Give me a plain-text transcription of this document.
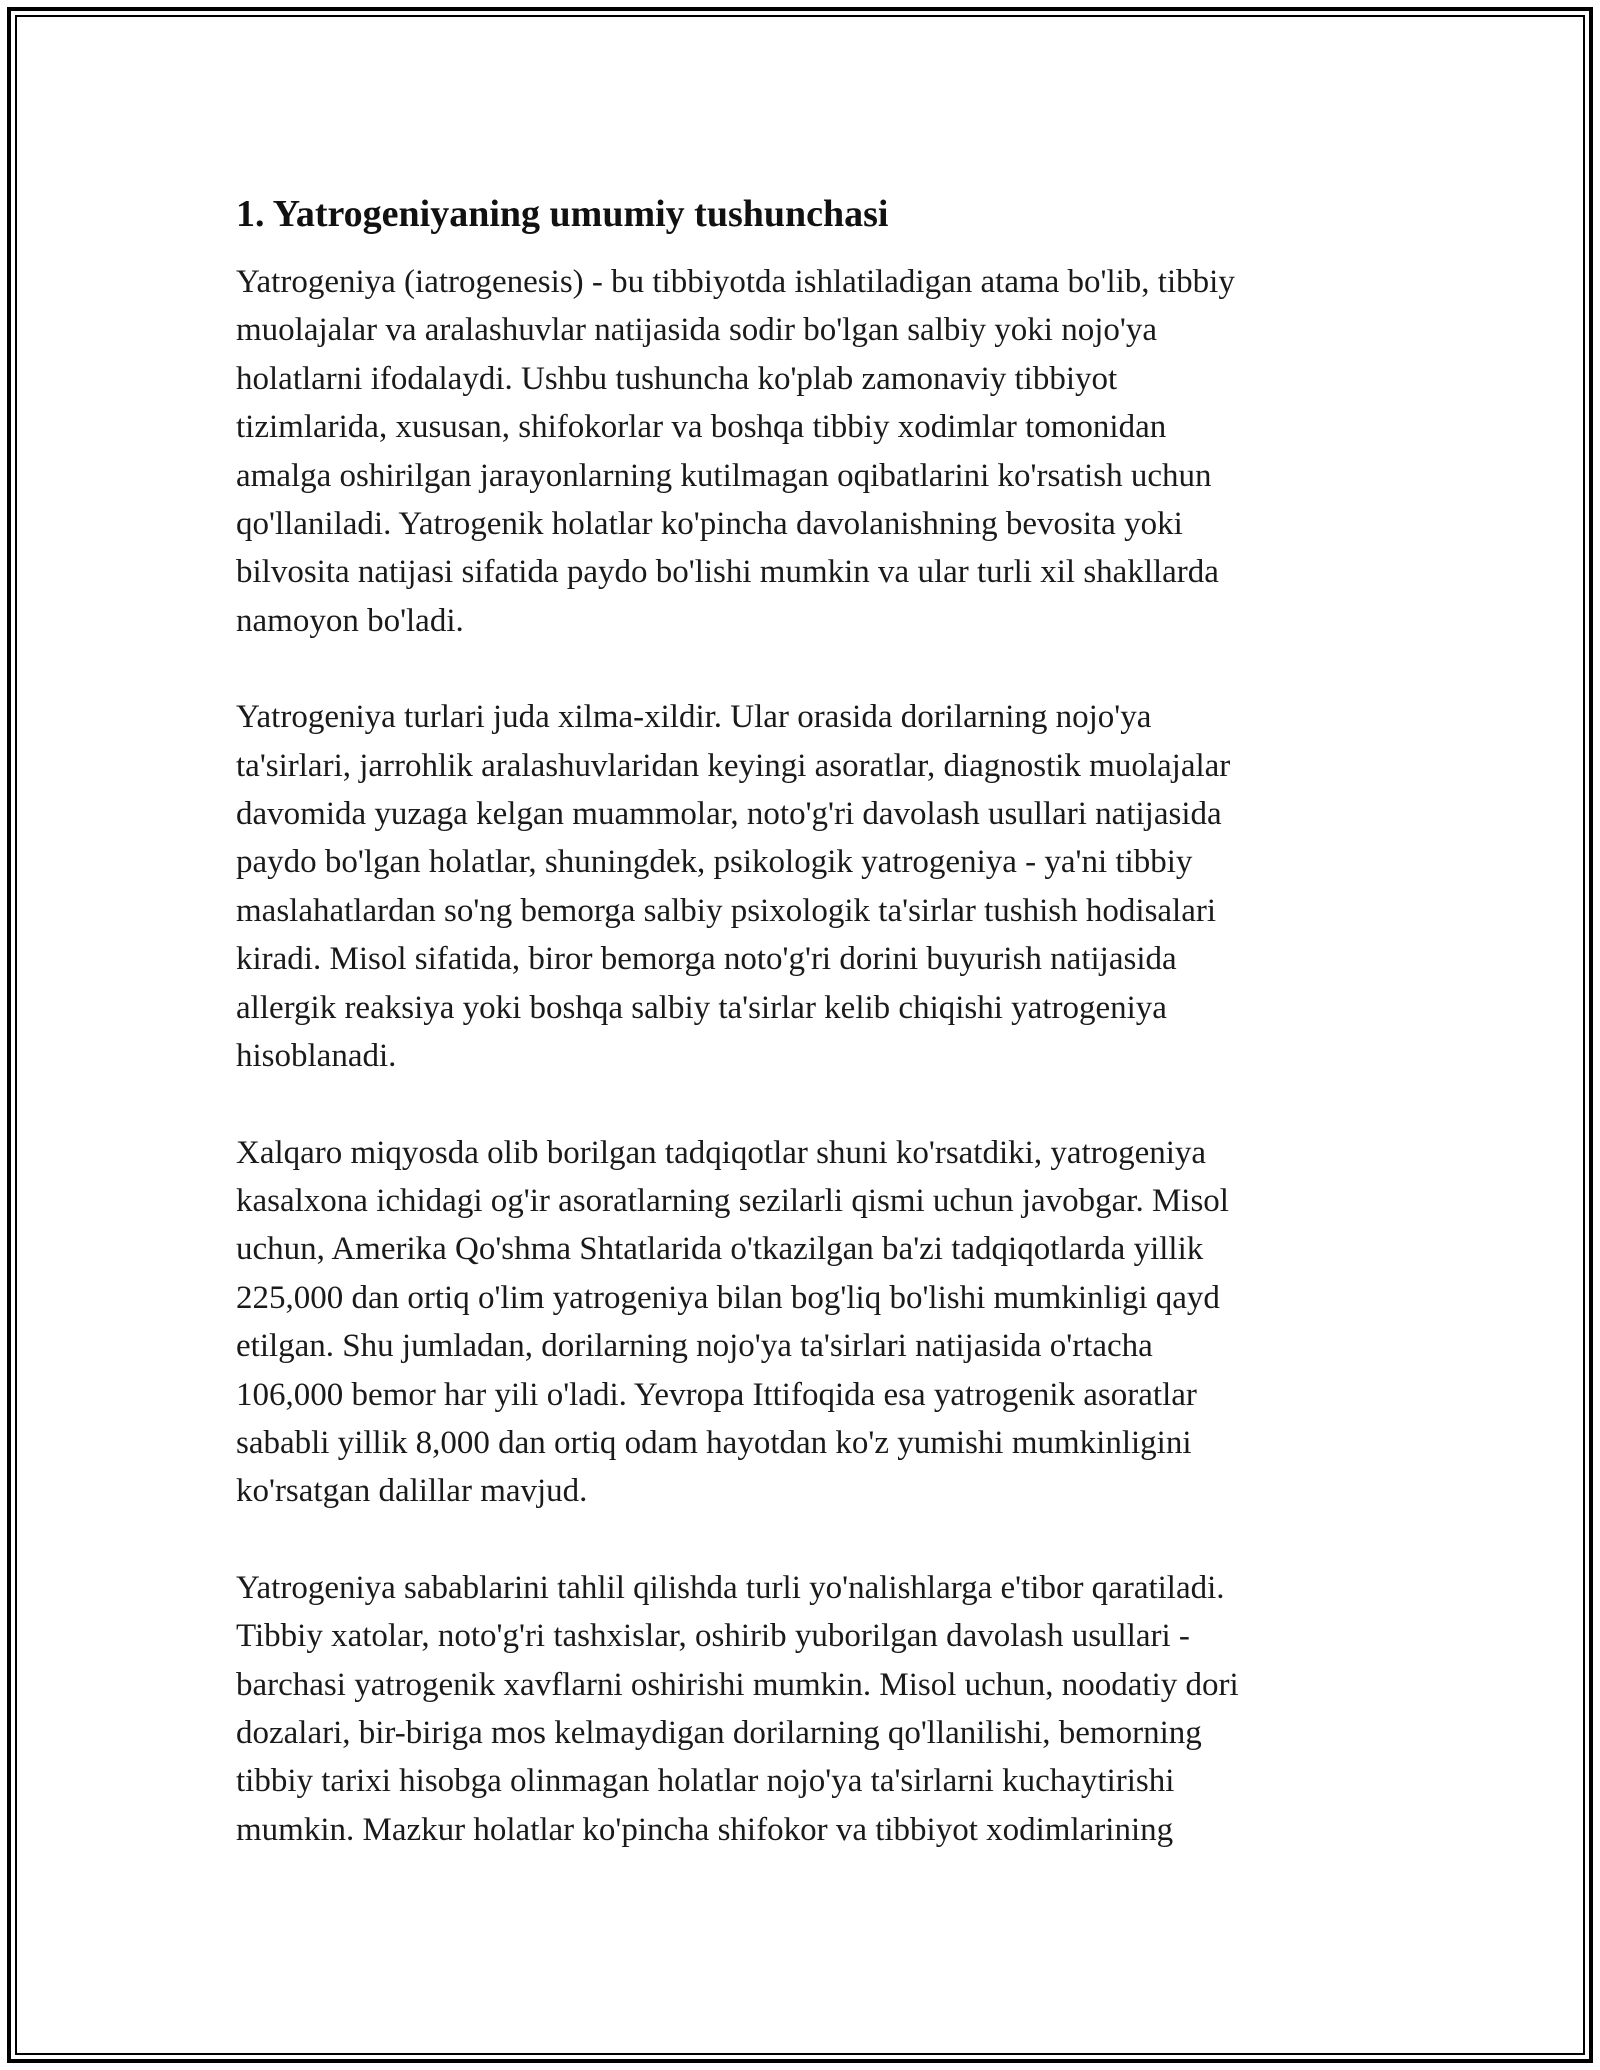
1. Yatrogeniyaning umumiy tushunchasi
Yatrogeniya (iatrogenesis) - bu tibbiyotda ishlatiladigan atama bo'lib, tibbiy
muolajalar va aralashuvlar natijasida sodir bo'lgan salbiy yoki nojo'ya
holatlarni ifodalaydi. Ushbu tushuncha ko'plab zamonaviy tibbiyot
tizimlarida, xususan, shifokorlar va boshqa tibbiy xodimlar tomonidan
amalga oshirilgan jarayonlarning kutilmagan oqibatlarini ko'rsatish uchun
qo'llaniladi. Yatrogenik holatlar ko'pincha davolanishning bevosita yoki
bilvosita natijasi sifatida paydo bo'lishi mumkin va ular turli xil shakllarda
namoyon bo'ladi.
Yatrogeniya turlari juda xilma-xildir. Ular orasida dorilarning nojo'ya
ta'sirlari, jarrohlik aralashuvlaridan keyingi asoratlar, diagnostik muolajalar
davomida yuzaga kelgan muammolar, noto'g'ri davolash usullari natijasida
paydo bo'lgan holatlar, shuningdek, psikologik yatrogeniya - ya'ni tibbiy
maslahatlardan so'ng bemorga salbiy psixologik ta'sirlar tushish hodisalari
kiradi. Misol sifatida, biror bemorga noto'g'ri dorini buyurish natijasida
allergik reaksiya yoki boshqa salbiy ta'sirlar kelib chiqishi yatrogeniya
hisoblanadi.
Xalqaro miqyosda olib borilgan tadqiqotlar shuni ko'rsatdiki, yatrogeniya
kasalxona ichidagi og'ir asoratlarning sezilarli qismi uchun javobgar. Misol
uchun, Amerika Qo'shma Shtatlarida o'tkazilgan ba'zi tadqiqotlarda yillik
225,000 dan ortiq o'lim yatrogeniya bilan bog'liq bo'lishi mumkinligi qayd
etilgan. Shu jumladan, dorilarning nojo'ya ta'sirlari natijasida o'rtacha
106,000 bemor har yili o'ladi. Yevropa Ittifoqida esa yatrogenik asoratlar
sababli yillik 8,000 dan ortiq odam hayotdan ko'z yumishi mumkinligini
ko'rsatgan dalillar mavjud.
Yatrogeniya sabablarini tahlil qilishda turli yo'nalishlarga e'tibor qaratiladi.
Tibbiy xatolar, noto'g'ri tashxislar, oshirib yuborilgan davolash usullari -
barchasi yatrogenik xavflarni oshirishi mumkin. Misol uchun, noodatiy dori
dozalari, bir-biriga mos kelmaydigan dorilarning qo'llanilishi, bemorning
tibbiy tarixi hisobga olinmagan holatlar nojo'ya ta'sirlarni kuchaytirishi
mumkin. Mazkur holatlar ko'pincha shifokor va tibbiyot xodimlarining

* * * * * * *

Output the records exactly as they appear, skipping any pictures.

Give me a plain-text transcription of this document.
1. Yatrogeniyaning umumiy tushunchasi
Yatrogeniya (iatrogenesis) - bu tibbiyotda ishlatiladigan atama bo'lib, tibbiy
muolajalar va aralashuvlar natijasida sodir bo'lgan salbiy yoki nojo'ya
holatlarni ifodalaydi. Ushbu tushuncha ko'plab zamonaviy tibbiyot
tizimlarida, xususan, shifokorlar va boshqa tibbiy xodimlar tomonidan
amalga oshirilgan jarayonlarning kutilmagan oqibatlarini ko'rsatish uchun
qo'llaniladi. Yatrogenik holatlar ko'pincha davolanishning bevosita yoki
bilvosita natijasi sifatida paydo bo'lishi mumkin va ular turli xil shakllarda
namoyon bo'ladi.
Yatrogeniya turlari juda xilma-xildir. Ular orasida dorilarning nojo'ya
ta'sirlari, jarrohlik aralashuvlaridan keyingi asoratlar, diagnostik muolajalar
davomida yuzaga kelgan muammolar, noto'g'ri davolash usullari natijasida
paydo bo'lgan holatlar, shuningdek, psikologik yatrogeniya - ya'ni tibbiy
maslahatlardan so'ng bemorga salbiy psixologik ta'sirlar tushish hodisalari
kiradi. Misol sifatida, biror bemorga noto'g'ri dorini buyurish natijasida
allergik reaksiya yoki boshqa salbiy ta'sirlar kelib chiqishi yatrogeniya
hisoblanadi.
Xalqaro miqyosda olib borilgan tadqiqotlar shuni ko'rsatdiki, yatrogeniya
kasalxona ichidagi og'ir asoratlarning sezilarli qismi uchun javobgar. Misol
uchun, Amerika Qo'shma Shtatlarida o'tkazilgan ba'zi tadqiqotlarda yillik
225,000 dan ortiq o'lim yatrogeniya bilan bog'liq bo'lishi mumkinligi qayd
etilgan. Shu jumladan, dorilarning nojo'ya ta'sirlari natijasida o'rtacha
106,000 bemor har yili o'ladi. Yevropa Ittifoqida esa yatrogenik asoratlar
sababli yillik 8,000 dan ortiq odam hayotdan ko'z yumishi mumkinligini
ko'rsatgan dalillar mavjud.
Yatrogeniya sabablarini tahlil qilishda turli yo'nalishlarga e'tibor qaratiladi.
Tibbiy xatolar, noto'g'ri tashxislar, oshirib yuborilgan davolash usullari -
barchasi yatrogenik xavflarni oshirishi mumkin. Misol uchun, noodatiy dori
dozalari, bir-biriga mos kelmaydigan dorilarning qo'llanilishi, bemorning
tibbiy tarixi hisobga olinmagan holatlar nojo'ya ta'sirlarni kuchaytirishi
mumkin. Mazkur holatlar ko'pincha shifokor va tibbiyot xodimlarining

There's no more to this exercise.